YOUR INSTRUCTIONS
Search the listing for the string "JSON" and copy every line that contains it.

Collected data
---+---

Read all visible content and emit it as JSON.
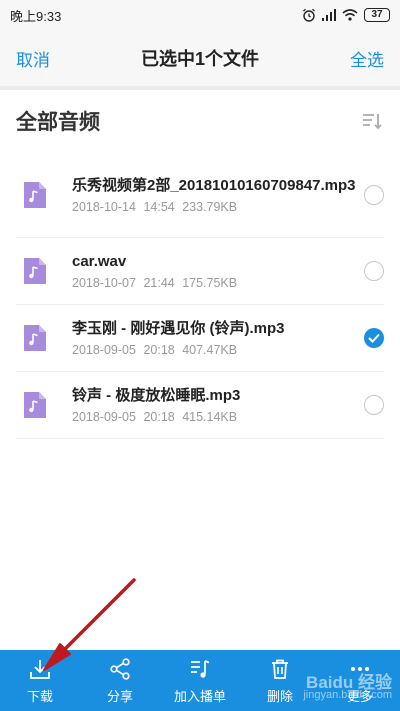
{
  "status_bar": {
    "time": "晚上9:33",
    "battery": "37"
  },
  "header": {
    "cancel_label": "取消",
    "title": "已选中1个文件",
    "select_all_label": "全选",
    "accent": "#1a8fe0"
  },
  "section": {
    "title": "全部音频"
  },
  "files": [
    {
      "name": "乐秀视频第2部_20181010160709847.mp3",
      "date": "2018-10-14",
      "time": "14:54",
      "size": "233.79KB",
      "selected": false
    },
    {
      "name": "car.wav",
      "date": "2018-10-07",
      "time": "21:44",
      "size": "175.75KB",
      "selected": false
    },
    {
      "name": "李玉刚 - 刚好遇见你 (铃声).mp3",
      "date": "2018-09-05",
      "time": "20:18",
      "size": "407.47KB",
      "selected": true
    },
    {
      "name": "铃声 - 极度放松睡眠.mp3",
      "date": "2018-09-05",
      "time": "20:18",
      "size": "415.14KB",
      "selected": false
    }
  ],
  "toolbar": {
    "download_label": "下载",
    "share_label": "分享",
    "add_to_playlist_label": "加入播单",
    "delete_label": "删除",
    "more_label": "更多"
  },
  "watermark": {
    "brand": "Baidu 经验",
    "url": "jingyan.baidu.com"
  },
  "colors": {
    "toolbar": "#1a8fe0",
    "audio_icon": "#a78bdc",
    "annotation_arrow": "#c0181f"
  }
}
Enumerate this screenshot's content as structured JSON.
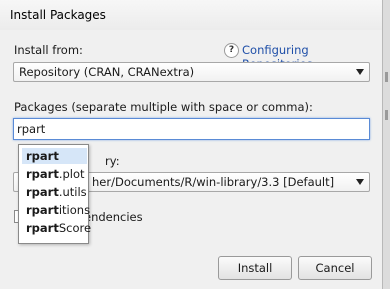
{
  "window": {
    "title": "Install Packages"
  },
  "install_from": {
    "label": "Install from:",
    "help_icon": "question-icon",
    "help_glyph": "?",
    "link_label": "Configuring Repositories",
    "selected": "Repository (CRAN, CRANextra)"
  },
  "packages": {
    "label": "Packages (separate multiple with space or comma):",
    "value": "rpart"
  },
  "autocomplete": {
    "items": [
      {
        "match": "rpart",
        "rest": ""
      },
      {
        "match": "rpart",
        "rest": ".plot"
      },
      {
        "match": "rpart",
        "rest": ".utils"
      },
      {
        "match": "rpart",
        "rest": "itions"
      },
      {
        "match": "rpart",
        "rest": "Score"
      }
    ]
  },
  "library": {
    "label_fragment": "ry:",
    "selected_fragment": "her/Documents/R/win-library/3.3 [Default]"
  },
  "dependencies": {
    "label_fragment": "endencies"
  },
  "buttons": {
    "install": "Install",
    "cancel": "Cancel"
  },
  "colors": {
    "link": "#1f4fa8",
    "focus": "#5a8bd6",
    "selection": "#d6e6f8"
  }
}
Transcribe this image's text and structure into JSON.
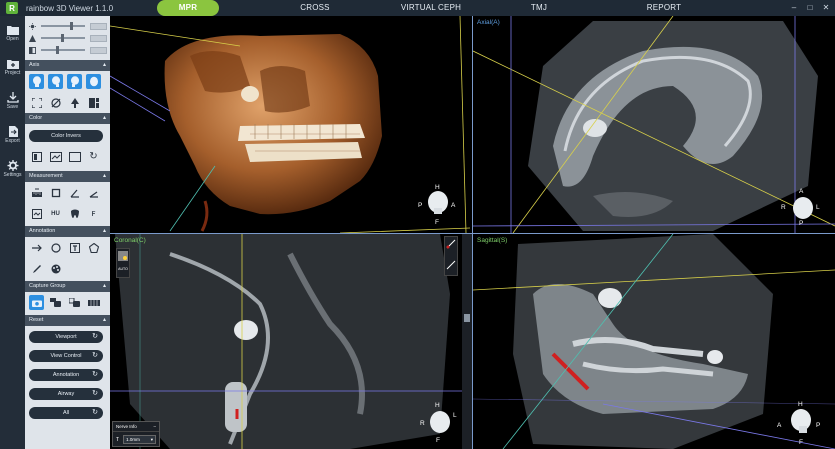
{
  "app": {
    "logo": "R",
    "title": "rainbow 3D Viewer 1.1.0"
  },
  "tabs": [
    {
      "label": "MPR",
      "active": true
    },
    {
      "label": "CROSS",
      "active": false
    },
    {
      "label": "VIRTUAL CEPH",
      "active": false
    },
    {
      "label": "TMJ",
      "active": false
    },
    {
      "label": "REPORT",
      "active": false
    }
  ],
  "window_controls": {
    "minimize": "–",
    "maximize": "□",
    "close": "✕"
  },
  "leftnav": [
    {
      "label": "Open",
      "icon": "folder-icon"
    },
    {
      "label": "Project",
      "icon": "project-folder-icon"
    },
    {
      "label": "Save",
      "icon": "save-icon"
    },
    {
      "label": "Export",
      "icon": "export-icon"
    },
    {
      "label": "Settings",
      "icon": "gear-icon"
    }
  ],
  "panel": {
    "sliders": [
      {
        "icon": "brightness-icon",
        "level": 0.65
      },
      {
        "icon": "contrast-icon",
        "level": 0.45
      },
      {
        "icon": "opacity-icon",
        "level": 0.35
      }
    ],
    "sections": {
      "axis": "Axis",
      "color": "Color",
      "measurement": "Measurement",
      "annotation": "Annotation",
      "capture_group": "Capture Group",
      "reset": "Reset"
    },
    "color_invert_label": "Color Invers",
    "hu_label": "HU",
    "auto_label": "AUTO",
    "reset_buttons": [
      "Viewport",
      "View Control",
      "Annotation",
      "Airway",
      "All"
    ]
  },
  "viewports": {
    "axial": {
      "label": "Axial(A)"
    },
    "coronal": {
      "label": "Coronal(C)"
    },
    "sagittal": {
      "label": "Sagittal(S)"
    }
  },
  "orientation_letters": {
    "head": "H",
    "foot": "F",
    "anterior": "A",
    "posterior": "P",
    "right": "R",
    "left": "L"
  },
  "nerve_info": {
    "title": "Nerve Info",
    "thickness_label": "T",
    "thickness_value": "1.0mm"
  },
  "colors": {
    "accent_green": "#8bc53f",
    "axis_blue": "#2d8fe0",
    "crosshair_yellow": "#d8d04a",
    "crosshair_blue": "#7a78e8",
    "nerve_red": "#d02020"
  }
}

---+---

EXERCISE RESULT
Read all visible content and emit it as JSON.
Enumerate this screenshot's content as structured JSON.
Transcribe this image's text and structure into JSON.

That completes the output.